Directive:
Without the pictures, write out all the lines below exactly as they appear.

Recorded data:
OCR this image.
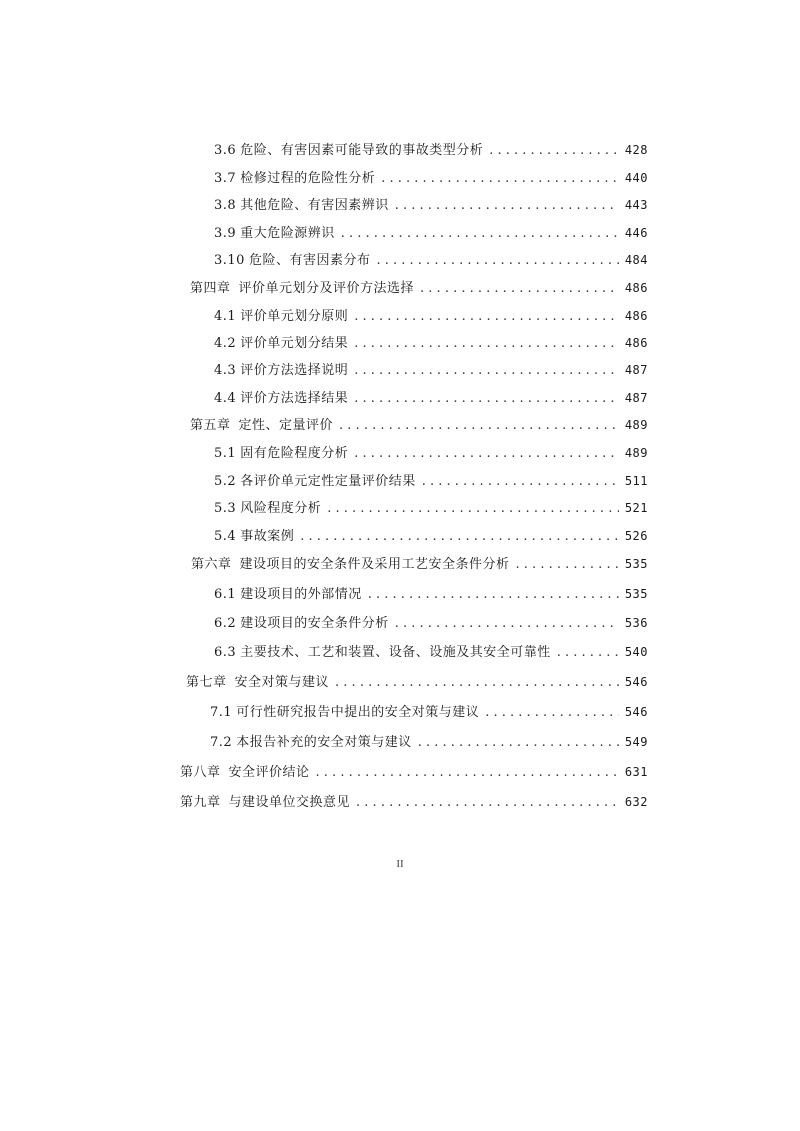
3.6 危险、有害因素可能导致的事故类型分析 . . .	428
3.7 检修过程的危险性分析 . . .	440
3.8 其他危险、有害因素辨识 . . .	443
3.9 重大危险源辨识 . . .	446
3.10 危险、有害因素分布 . . .	484
第四章 评价单元划分及评价方法选择 . . .	486
4.1 评价单元划分原则 . . .	486
4.2 评价单元划分结果 . . .	486
4.3 评价方法选择说明 . . .	487
4.4 评价方法选择结果 . . .	487
第五章 定性、定量评价 . . .	489
5.1 固有危险程度分析 . . .	489
5.2 各评价单元定性定量评价结果 . . .	511
5.3 风险程度分析 . . .	521
5.4 事故案例 . . .	526
第六章 建设项目的安全条件及采用工艺安全条件分析 . . .	535
6.1 建设项目的外部情况 . . .	535
6.2 建设项目的安全条件分析 . . .	536
6.3 主要技术、工艺和装置、设备、设施及其安全可靠性 . . .	540
第七章 安全对策与建议 . . .	546
7.1 可行性研究报告中提出的安全对策与建议 . . .	546
7.2 本报告补充的安全对策与建议 . . .	549
第八章 安全评价结论 . . .	631
第九章 与建设单位交换意见 . . .	632
II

Final result:
OCR this image.
3.6 危险、有害因素可能导致的事故类型分析 . . .	428
3.7 检修过程的危险性分析 . . .	440
3.8 其他危险、有害因素辨识 . . .	443
3.9 重大危险源辨识 . . .	446
3.10 危险、有害因素分布 . . .	484
第四章 评价单元划分及评价方法选择 . . .	486
4.1 评价单元划分原则 . . .	486
4.2 评价单元划分结果 . . .	486
4.3 评价方法选择说明 . . .	487
4.4 评价方法选择结果 . . .	487
第五章 定性、定量评价 . . .	489
5.1 固有危险程度分析 . . .	489
5.2 各评价单元定性定量评价结果 . . .	511
5.3 风险程度分析 . . .	521
5.4 事故案例 . . .	526
第六章 建设项目的安全条件及采用工艺安全条件分析 . . .	535
6.1 建设项目的外部情况 . . .	535
6.2 建设项目的安全条件分析 . . .	536
6.3 主要技术、工艺和装置、设备、设施及其安全可靠性 . . .	540
第七章 安全对策与建议 . . .	546
7.1 可行性研究报告中提出的安全对策与建议 . . .	546
7.2 本报告补充的安全对策与建议 . . .	549
第八章 安全评价结论 . . .	631
第九章 与建设单位交换意见 . . .	632
II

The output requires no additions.